### TASK PROMPT
Each line of the material must be repeated precisely, with the pictures left out.

-- BEGIN --

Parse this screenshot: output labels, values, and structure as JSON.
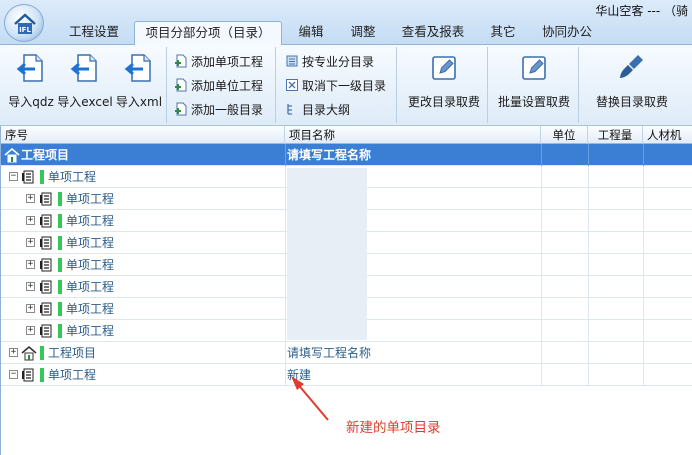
{
  "logo_text": "IFL",
  "user_label": "华山空客 --- （骑",
  "tabs": [
    {
      "label": "工程设置",
      "active": false
    },
    {
      "label": "项目分部分项（目录）",
      "active": true
    },
    {
      "label": "编辑",
      "active": false
    },
    {
      "label": "调整",
      "active": false
    },
    {
      "label": "查看及报表",
      "active": false
    },
    {
      "label": "其它",
      "active": false
    },
    {
      "label": "协同办公",
      "active": false
    }
  ],
  "ribbon": {
    "import_qdz": "导入qdz",
    "import_excel": "导入excel",
    "import_xml": "导入xml",
    "add_single": "添加单项工程",
    "add_unit": "添加单位工程",
    "add_general": "添加一般目录",
    "by_major": "按专业分目录",
    "cancel_next": "取消下一级目录",
    "outline": "目录大纲",
    "change_fee": "更改目录取费",
    "batch_fee": "批量设置取费",
    "replace_fee": "替换目录取费"
  },
  "columns": {
    "seq": "序号",
    "name": "项目名称",
    "unit": "单位",
    "qty": "工程量",
    "labor": "人材机"
  },
  "rows": [
    {
      "label": "工程项目",
      "name": "请填写工程名称"
    },
    {
      "label": "单项工程",
      "name": ""
    },
    {
      "label": "单项工程",
      "name": ""
    },
    {
      "label": "单项工程",
      "name": ""
    },
    {
      "label": "单项工程",
      "name": ""
    },
    {
      "label": "单项工程",
      "name": ""
    },
    {
      "label": "单项工程",
      "name": ""
    },
    {
      "label": "单项工程",
      "name": ""
    },
    {
      "label": "单项工程",
      "name": ""
    },
    {
      "label": "工程项目",
      "name": "请填写工程名称"
    },
    {
      "label": "单项工程",
      "name": "新建"
    }
  ],
  "annotation": "新建的单项目录",
  "colors": {
    "accent": "#3b7fd4",
    "annotation": "#e23b2e",
    "tree_green": "#34c759"
  }
}
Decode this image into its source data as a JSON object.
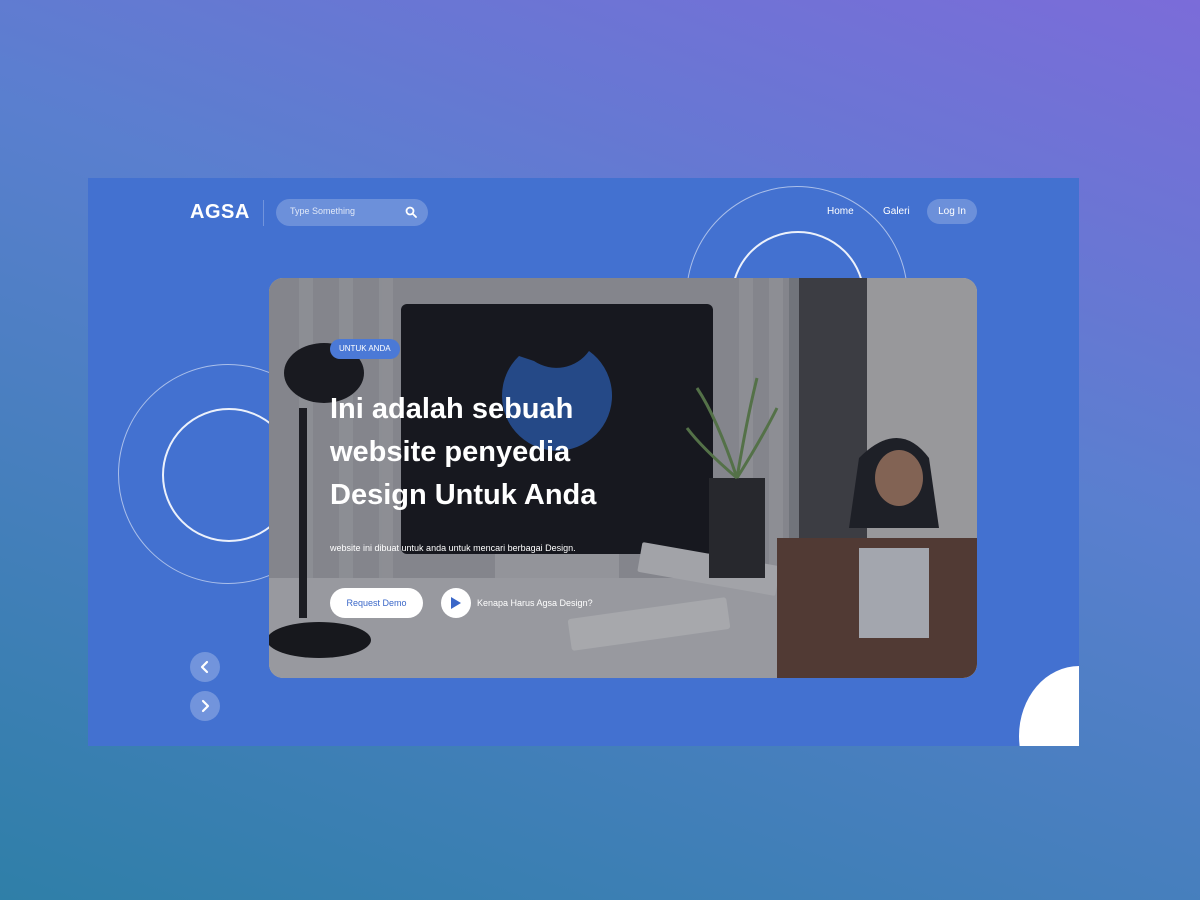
{
  "brand": {
    "logo": "AGSA"
  },
  "search": {
    "placeholder": "Type Something",
    "icon": "search-icon"
  },
  "nav": {
    "home": "Home",
    "galeri": "Galeri",
    "login": "Log In"
  },
  "hero": {
    "badge": "UNTUK ANDA",
    "headline": "Ini adalah sebuah website penyedia Design Untuk Anda",
    "subtitle": "website ini dibuat untuk anda untuk mencari berbagai Design.",
    "primary_button": "Request Demo",
    "secondary_link": "Kenapa Harus Agsa Design?"
  },
  "slider": {
    "prev_icon": "chevron-left-icon",
    "next_icon": "chevron-right-icon"
  },
  "colors": {
    "accent": "#4371d0",
    "badge": "#4b79d6",
    "button_text": "#3a67c8"
  }
}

-- END --

### TASK RESULT
Parse this screenshot: output labels, values, and structure as JSON.
{
  "logo_text": "IFL",
  "user_label": "华山空客 --- （骑",
  "tabs": [
    {
      "label": "工程设置",
      "active": false
    },
    {
      "label": "项目分部分项（目录）",
      "active": true
    },
    {
      "label": "编辑",
      "active": false
    },
    {
      "label": "调整",
      "active": false
    },
    {
      "label": "查看及报表",
      "active": false
    },
    {
      "label": "其它",
      "active": false
    },
    {
      "label": "协同办公",
      "active": false
    }
  ],
  "ribbon": {
    "import_qdz": "导入qdz",
    "import_excel": "导入excel",
    "import_xml": "导入xml",
    "add_single": "添加单项工程",
    "add_unit": "添加单位工程",
    "add_general": "添加一般目录",
    "by_major": "按专业分目录",
    "cancel_next": "取消下一级目录",
    "outline": "目录大纲",
    "change_fee": "更改目录取费",
    "batch_fee": "批量设置取费",
    "replace_fee": "替换目录取费"
  },
  "columns": {
    "seq": "序号",
    "name": "项目名称",
    "unit": "单位",
    "qty": "工程量",
    "labor": "人材机"
  },
  "rows": [
    {
      "label": "工程项目",
      "name": "请填写工程名称"
    },
    {
      "label": "单项工程",
      "name": ""
    },
    {
      "label": "单项工程",
      "name": ""
    },
    {
      "label": "单项工程",
      "name": ""
    },
    {
      "label": "单项工程",
      "name": ""
    },
    {
      "label": "单项工程",
      "name": ""
    },
    {
      "label": "单项工程",
      "name": ""
    },
    {
      "label": "单项工程",
      "name": ""
    },
    {
      "label": "单项工程",
      "name": ""
    },
    {
      "label": "工程项目",
      "name": "请填写工程名称"
    },
    {
      "label": "单项工程",
      "name": "新建"
    }
  ],
  "annotation": "新建的单项目录",
  "colors": {
    "accent": "#3b7fd4",
    "annotation": "#e23b2e",
    "tree_green": "#34c759"
  }
}
Decode this image into its source data as a JSON object.
{
  "brand": {
    "logo": "AGSA"
  },
  "search": {
    "placeholder": "Type Something",
    "icon": "search-icon"
  },
  "nav": {
    "home": "Home",
    "galeri": "Galeri",
    "login": "Log In"
  },
  "hero": {
    "badge": "UNTUK ANDA",
    "headline": "Ini adalah sebuah website penyedia Design Untuk Anda",
    "subtitle": "website ini dibuat untuk anda untuk mencari berbagai Design.",
    "primary_button": "Request Demo",
    "secondary_link": "Kenapa Harus Agsa Design?"
  },
  "slider": {
    "prev_icon": "chevron-left-icon",
    "next_icon": "chevron-right-icon"
  },
  "colors": {
    "accent": "#4371d0",
    "badge": "#4b79d6",
    "button_text": "#3a67c8"
  }
}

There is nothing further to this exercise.